## WRITTEN TASK:
Using the listing below, report all lines holding the word "Mark".

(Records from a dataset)
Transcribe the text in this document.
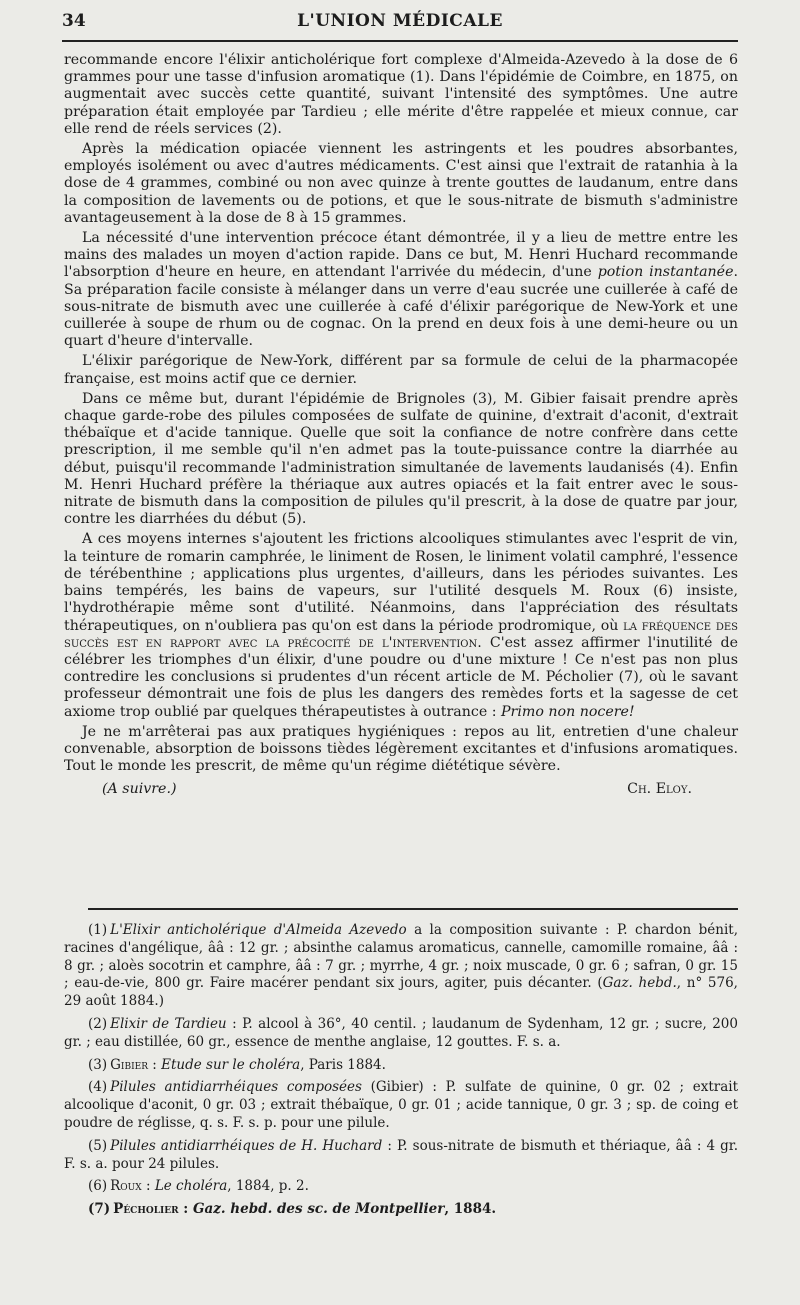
34	L'UNION MÉDICALE

recommande encore l'élixir anticholérique fort complexe d'Almeida-Azevedo à la dose de 6 grammes pour une tasse d'infusion aromatique (1). Dans l'épidémie de Coimbre, en 1875, on augmentait avec succès cette quantité, suivant l'intensité des symptômes. Une autre préparation était employée par Tardieu ; elle mérite d'être rappelée et mieux connue, car elle rend de réels services (2).

Après la médication opiacée viennent les astringents et les poudres absorbantes, employés isolément ou avec d'autres médicaments. C'est ainsi que l'extrait de ratanhia à la dose de 4 grammes, combiné ou non avec quinze à trente gouttes de laudanum, entre dans la composition de lavements ou de potions, et que le sous-nitrate de bismuth s'administre avantageusement à la dose de 8 à 15 grammes.

La nécessité d'une intervention précoce étant démontrée, il y a lieu de mettre entre les mains des malades un moyen d'action rapide. Dans ce but, M. Henri Huchard recommande l'absorption d'heure en heure, en attendant l'arrivée du médecin, d'une potion instantanée. Sa préparation facile consiste à mélanger dans un verre d'eau sucrée une cuillerée à café de sous-nitrate de bismuth avec une cuillerée à café d'élixir parégorique de New-York et une cuillerée à soupe de rhum ou de cognac. On la prend en deux fois à une demi-heure ou un quart d'heure d'intervalle.

L'élixir parégorique de New-York, différent par sa formule de celui de la pharmacopée française, est moins actif que ce dernier.

Dans ce même but, durant l'épidémie de Brignoles (3), M. Gibier faisait prendre après chaque garde-robe des pilules composées de sulfate de quinine, d'extrait d'aconit, d'extrait thébaïque et d'acide tannique. Quelle que soit la confiance de notre confrère dans cette prescription, il me semble qu'il n'en admet pas la toute-puissance contre la diarrhée au début, puisqu'il recommande l'administration simultanée de lavements laudanisés (4). Enfin M. Henri Huchard préfère la thériaque aux autres opiacés et la fait entrer avec le sous-nitrate de bismuth dans la composition de pilules qu'il prescrit, à la dose de quatre par jour, contre les diarrhées du début (5).

A ces moyens internes s'ajoutent les frictions alcooliques stimulantes avec l'esprit de vin, la teinture de romarin camphrée, le liniment de Rosen, le liniment volatil camphré, l'essence de térébenthine ; applications plus urgentes, d'ailleurs, dans les périodes suivantes. Les bains tempérés, les bains de vapeurs, sur l'utilité desquels M. Roux (6) insiste, l'hydrothérapie même sont d'utilité. Néanmoins, dans l'appréciation des résultats thérapeutiques, on n'oubliera pas qu'on est dans la période prodromique, où la fréquence des succès est en rapport avec la précocité de l'intervention. C'est assez affirmer l'inutilité de célébrer les triomphes d'un élixir, d'une poudre ou d'une mixture ! Ce n'est pas non plus contredire les conclusions si prudentes d'un récent article de M. Pécholier (7), où le savant professeur démontrait une fois de plus les dangers des remèdes forts et la sagesse de cet axiome trop oublié par quelques thérapeutistes à outrance : Primo non nocere!

Je ne m'arrêterai pas aux pratiques hygiéniques : repos au lit, entretien d'une chaleur convenable, absorption de boissons tièdes légèrement excitantes et d'infusions aromatiques. Tout le monde les prescrit, de même qu'un régime diététique sévère.

(A suivre.)	Ch. Eloy.

(1) L'Elixir anticholérique d'Almeida Azevedo a la composition suivante : P. chardon bénit, racines d'angélique, ââ : 12 gr. ; absinthe calamus aromaticus, cannelle, camomille romaine, ââ : 8 gr. ; aloès socotrin et camphre, ââ : 7 gr. ; myrrhe, 4 gr. ; noix muscade, 0 gr. 6 ; safran, 0 gr. 15 ; eau-de-vie, 800 gr. Faire macérer pendant six jours, agiter, puis décanter. (Gaz. hebd., n° 576, 29 août 1884.)

(2) Elixir de Tardieu : P. alcool à 36°, 40 centil. ; laudanum de Sydenham, 12 gr. ; sucre, 200 gr. ; eau distillée, 60 gr., essence de menthe anglaise, 12 gouttes. F. s. a.

(3) Gibier : Etude sur le choléra, Paris 1884.

(4) Pilules antidiarrhéiques composées (Gibier) : P. sulfate de quinine, 0 gr. 02 ; extrait alcoolique d'aconit, 0 gr. 03 ; extrait thébaïque, 0 gr. 01 ; acide tannique, 0 gr. 3 ; sp. de coing et poudre de réglisse, q. s. F. s. p. pour une pilule.

(5) Pilules antidiarrhéiques de H. Huchard : P. sous-nitrate de bismuth et thériaque, ââ : 4 gr. F. s. a. pour 24 pilules.

(6) Roux : Le choléra, 1884, p. 2.

(7) Pécholier : Gaz. hebd. des sc. de Montpellier, 1884.
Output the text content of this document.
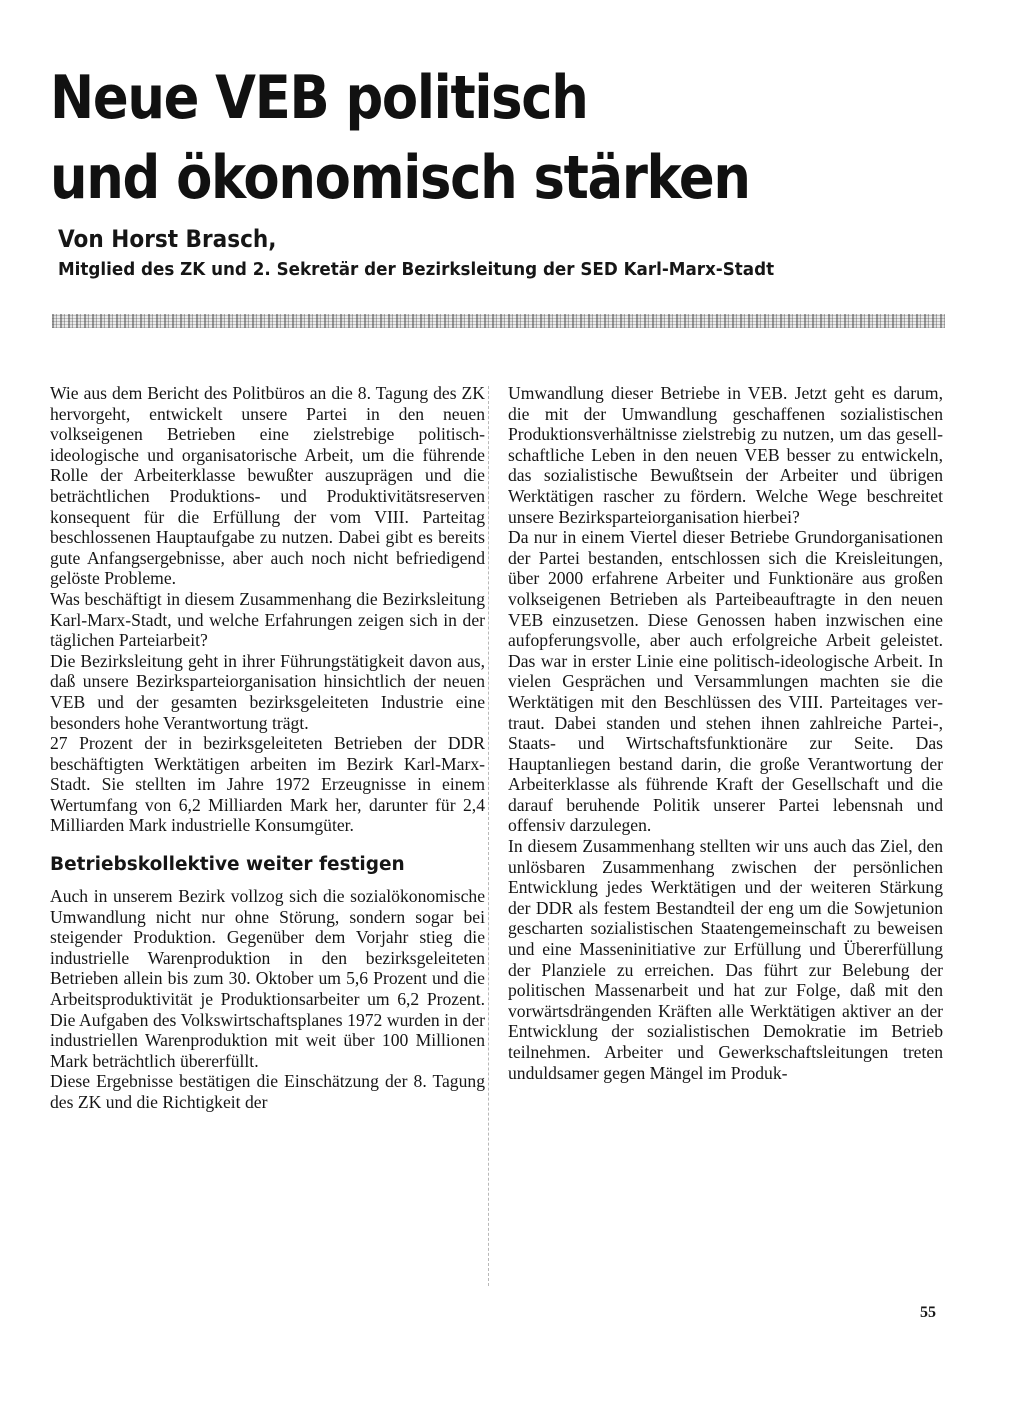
Neue VEB politisch
und ökonomisch stärken
Von Horst Brasch,
Mitglied des ZK und 2. Sekretär der Bezirksleitung der SED Karl-Marx-Stadt

Wie aus dem Bericht des Politbüros an die 8. Tagung des ZK hervorgeht, entwickelt unsere Partei in den neuen volkseigenen Betrieben eine zielstrebige politisch-ideologische und organisatorische Arbeit, um die führende Rolle der Arbeiterklasse bewußter auszuprägen und die beträchtlichen Produktions- und Produktivitätsreserven konsequent für die Erfüllung der vom VIII. Parteitag beschlossenen Hauptaufgabe zu nutzen. Dabei gibt es bereits gute Anfangsergebnisse, aber auch noch nicht befriedigend gelöste Probleme.

Was beschäftigt in diesem Zusammenhang die Bezirksleitung Karl-Marx-Stadt, und welche Erfahrungen zeigen sich in der täglichen Parteiarbeit?

Die Bezirksleitung geht in ihrer Führungstätigkeit davon aus, daß unsere Bezirksparteiorganisation hinsichtlich der neuen VEB und der gesamten bezirksgeleiteten Industrie eine besonders hohe Verantwortung trägt.

27 Prozent der in bezirksgeleiteten Betrieben der DDR beschäftigten Werktätigen arbeiten im Bezirk Karl-Marx-Stadt. Sie stellten im Jahre 1972 Erzeugnisse in einem Wertumfang von 6,2 Milliarden Mark her, darunter für 2,4 Milliarden Mark industrielle Konsumgüter.

Betriebskollektive weiter festigen

Auch in unserem Bezirk vollzog sich die sozialökonomische Umwandlung nicht nur ohne Störung, sondern sogar bei steigender Produktion. Gegenüber dem Vorjahr stieg die industrielle Warenproduktion in den bezirksgeleiteten Betrieben allein bis zum 30. Oktober um 5,6 Prozent und die Arbeitsproduktivität je Produktionsarbeiter um 6,2 Prozent. Die Aufgaben des Volkswirtschaftsplanes 1972 wurden in der industriellen Warenproduktion mit weit über 100 Millionen Mark beträchtlich übererfüllt.

Diese Ergebnisse bestätigen die Einschätzung der 8. Tagung des ZK und die Richtigkeit der

Umwandlung dieser Betriebe in VEB. Jetzt geht es darum, die mit der Umwandlung geschaffenen sozialistischen Produktionsverhältnisse zielstrebig zu nutzen, um das gesellschaftliche Leben in den neuen VEB besser zu entwickeln, das sozialistische Bewußtsein der Arbeiter und übrigen Werktätigen rascher zu fördern. Welche Wege beschreitet unsere Bezirksparteiorganisation hierbei?

Da nur in einem Viertel dieser Betriebe Grundorganisationen der Partei bestanden, entschlossen sich die Kreisleitungen, über 2000 erfahrene Arbeiter und Funktionäre aus großen volkseigenen Betrieben als Parteibeauftragte in den neuen VEB einzusetzen. Diese Genossen haben inzwischen eine aufopferungsvolle, aber auch erfolgreiche Arbeit geleistet. Das war in erster Linie eine politisch-ideologische Arbeit. In vielen Gesprächen und Versammlungen machten sie die Werktätigen mit den Beschlüssen des VIII. Parteitages vertraut. Dabei standen und stehen ihnen zahlreiche Partei-, Staats- und Wirtschaftsfunktionäre zur Seite. Das Hauptanliegen bestand darin, die große Verantwortung der Arbeiterklasse als führende Kraft der Gesellschaft und die darauf beruhende Politik unserer Partei lebensnah und offensiv darzulegen.

In diesem Zusammenhang stellten wir uns auch das Ziel, den unlösbaren Zusammenhang zwischen der persönlichen Entwicklung jedes Werktätigen und der weiteren Stärkung der DDR als festem Bestandteil der eng um die Sowjetunion gescharten sozialistischen Staatengemeinschaft zu beweisen und eine Masseninitiative zur Erfüllung und Übererfüllung der Planziele zu erreichen. Das führt zur Belebung der politischen Massenarbeit und hat zur Folge, daß mit den vorwärtsdrängenden Kräften alle Werktätigen aktiver an der Entwicklung der sozialistischen Demokratie im Betrieb teilnehmen. Arbeiter und Gewerkschaftsleitungen treten unduldsamer gegen Mängel im Produk-

55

## RESPONSE TO THE TASK:
27 Prozent der in bezirksgeleiteten Betrieben der DDR beschäftigten Werktätigen arbeiten im Bezirk Karl-Marx-Stadt. Sie stellten im Jahre 1972 Erzeugnisse in einem Wertumfang von 6,2 Milliarden Mark her, darunter für 2,4 Milliarden Mark industrielle Konsumgüter.
Auch in unserem Bezirk vollzog sich die sozialökonomische Umwandlung nicht nur ohne Störung, sondern sogar bei steigender Produktion. Gegenüber dem Vorjahr stieg die industrielle Warenproduktion in den bezirksgeleiteten Betrieben allein bis zum 30. Oktober um 5,6 Prozent und die Arbeitsproduktivität je Produktionsarbeiter um 6,2 Prozent. Die Aufgaben des Volkswirtschaftsplanes 1972 wurden in der industriellen Warenproduktion mit weit über 100 Millionen Mark beträchtlich übererfüllt.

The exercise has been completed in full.